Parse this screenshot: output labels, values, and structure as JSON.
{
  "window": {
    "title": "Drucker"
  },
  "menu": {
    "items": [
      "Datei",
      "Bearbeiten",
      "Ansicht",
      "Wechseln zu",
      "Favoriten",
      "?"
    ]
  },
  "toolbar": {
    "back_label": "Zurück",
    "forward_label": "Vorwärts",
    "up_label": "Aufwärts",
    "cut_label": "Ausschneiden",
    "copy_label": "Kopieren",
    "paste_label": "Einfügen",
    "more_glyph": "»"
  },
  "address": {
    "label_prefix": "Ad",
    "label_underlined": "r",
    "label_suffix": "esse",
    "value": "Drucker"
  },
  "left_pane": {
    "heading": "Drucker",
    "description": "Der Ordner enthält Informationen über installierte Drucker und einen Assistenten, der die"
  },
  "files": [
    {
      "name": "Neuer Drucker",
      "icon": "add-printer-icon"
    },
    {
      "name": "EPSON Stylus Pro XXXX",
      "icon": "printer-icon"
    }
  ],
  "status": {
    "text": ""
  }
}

☆ ☆ ☆ ☆ ☆ ☆ ☆

■ TASK OBJECTIVE:
Copy every single line of the material above that holds "printer".

■ EXERCISE OUTPUT:
      "icon": "add-printer-icon"
      "icon": "printer-icon"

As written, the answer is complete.